## Given data

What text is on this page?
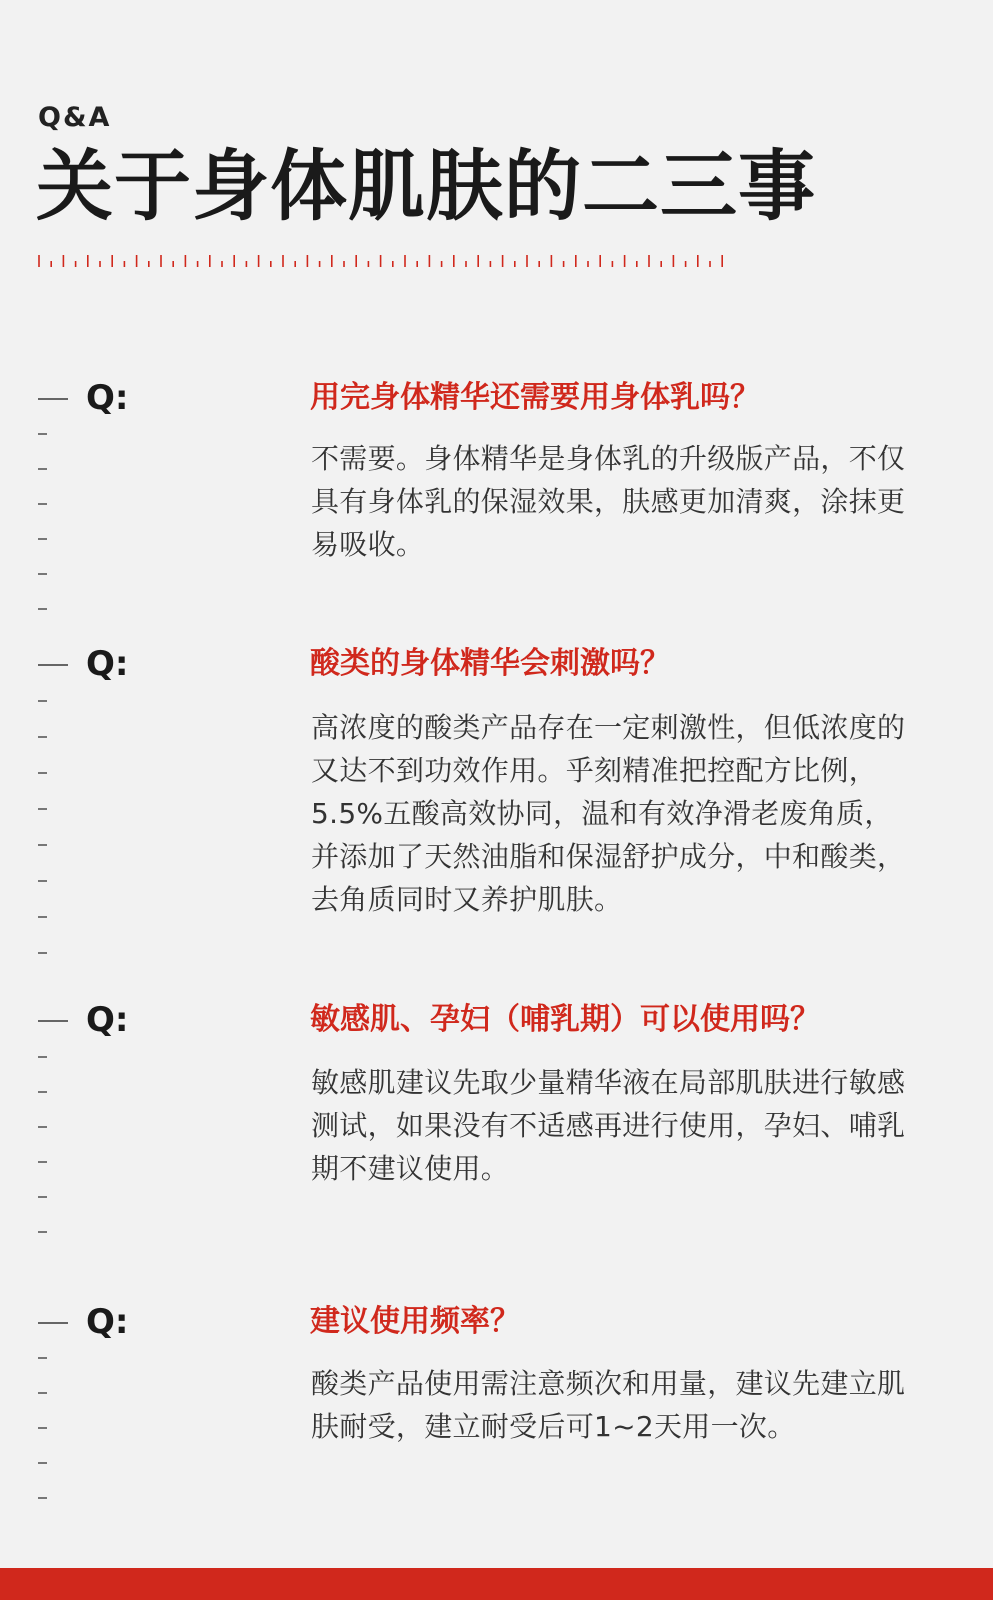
Q&A
关于身体肌肤的二三事
Q:	用完身体精华还需要用身体乳吗？
不需要。身体精华是身体乳的升级版产品，不仅具有身体乳的保湿效果，肤感更加清爽，涂抹更易吸收。
Q:	酸类的身体精华会刺激吗？
高浓度的酸类产品存在一定刺激性，但低浓度的又达不到功效作用。乎刻精准把控配方比例，5.5%五酸高效协同，温和有效净滑老废角质，并添加了天然油脂和保湿舒护成分，中和酸类，去角质同时又养护肌肤。
Q:	敏感肌、孕妇（哺乳期）可以使用吗？
敏感肌建议先取少量精华液在局部肌肤进行敏感测试，如果没有不适感再进行使用，孕妇、哺乳期不建议使用。
Q:	建议使用频率？
酸类产品使用需注意频次和用量，建议先建立肌肤耐受，建立耐受后可1~2天用一次。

## Stated goal
Copy every line of the data exactly as written, excluding the pictures.

## Problem solution
What text is on this page?
Q&A
关于身体肌肤的二三事
Q:	用完身体精华还需要用身体乳吗？
不需要。身体精华是身体乳的升级版产品，不仅具有身体乳的保湿效果，肤感更加清爽，涂抹更易吸收。
Q:	酸类的身体精华会刺激吗？
高浓度的酸类产品存在一定刺激性，但低浓度的又达不到功效作用。乎刻精准把控配方比例，5.5%五酸高效协同，温和有效净滑老废角质，并添加了天然油脂和保湿舒护成分，中和酸类，去角质同时又养护肌肤。
Q:	敏感肌、孕妇（哺乳期）可以使用吗？
敏感肌建议先取少量精华液在局部肌肤进行敏感测试，如果没有不适感再进行使用，孕妇、哺乳期不建议使用。
Q:	建议使用频率？
酸类产品使用需注意频次和用量，建议先建立肌肤耐受，建立耐受后可1~2天用一次。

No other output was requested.